[TASK GOAL] Copy all of the material exactly. Pictures are not to appear in the copy.

[SOURCE DATA]

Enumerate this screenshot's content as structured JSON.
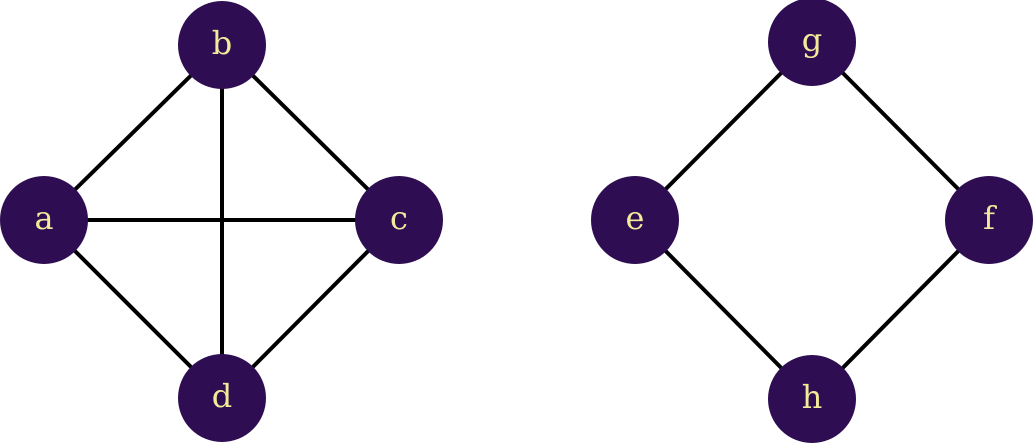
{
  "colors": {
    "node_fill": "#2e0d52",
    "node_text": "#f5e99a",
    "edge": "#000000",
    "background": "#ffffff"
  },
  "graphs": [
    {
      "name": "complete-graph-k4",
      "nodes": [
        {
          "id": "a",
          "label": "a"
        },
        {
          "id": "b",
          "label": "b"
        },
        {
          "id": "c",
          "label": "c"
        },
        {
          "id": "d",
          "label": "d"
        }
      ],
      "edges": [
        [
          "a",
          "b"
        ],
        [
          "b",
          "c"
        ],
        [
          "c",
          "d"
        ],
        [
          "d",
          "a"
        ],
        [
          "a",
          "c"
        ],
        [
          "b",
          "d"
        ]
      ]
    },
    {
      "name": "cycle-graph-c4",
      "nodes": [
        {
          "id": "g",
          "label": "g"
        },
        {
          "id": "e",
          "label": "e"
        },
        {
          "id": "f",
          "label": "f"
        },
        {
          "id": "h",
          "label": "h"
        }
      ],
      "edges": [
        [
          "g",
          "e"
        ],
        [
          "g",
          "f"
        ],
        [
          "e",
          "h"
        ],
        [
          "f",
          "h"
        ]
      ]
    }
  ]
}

[WRITTEN REPLY]
Enumerate this screenshot's content as structured JSON.
{
  "colors": {
    "node_fill": "#2e0d52",
    "node_text": "#f5e99a",
    "edge": "#000000",
    "background": "#ffffff"
  },
  "graphs": [
    {
      "name": "complete-graph-k4",
      "nodes": [
        {
          "id": "a",
          "label": "a"
        },
        {
          "id": "b",
          "label": "b"
        },
        {
          "id": "c",
          "label": "c"
        },
        {
          "id": "d",
          "label": "d"
        }
      ],
      "edges": [
        [
          "a",
          "b"
        ],
        [
          "b",
          "c"
        ],
        [
          "c",
          "d"
        ],
        [
          "d",
          "a"
        ],
        [
          "a",
          "c"
        ],
        [
          "b",
          "d"
        ]
      ]
    },
    {
      "name": "cycle-graph-c4",
      "nodes": [
        {
          "id": "g",
          "label": "g"
        },
        {
          "id": "e",
          "label": "e"
        },
        {
          "id": "f",
          "label": "f"
        },
        {
          "id": "h",
          "label": "h"
        }
      ],
      "edges": [
        [
          "g",
          "e"
        ],
        [
          "g",
          "f"
        ],
        [
          "e",
          "h"
        ],
        [
          "f",
          "h"
        ]
      ]
    }
  ]
}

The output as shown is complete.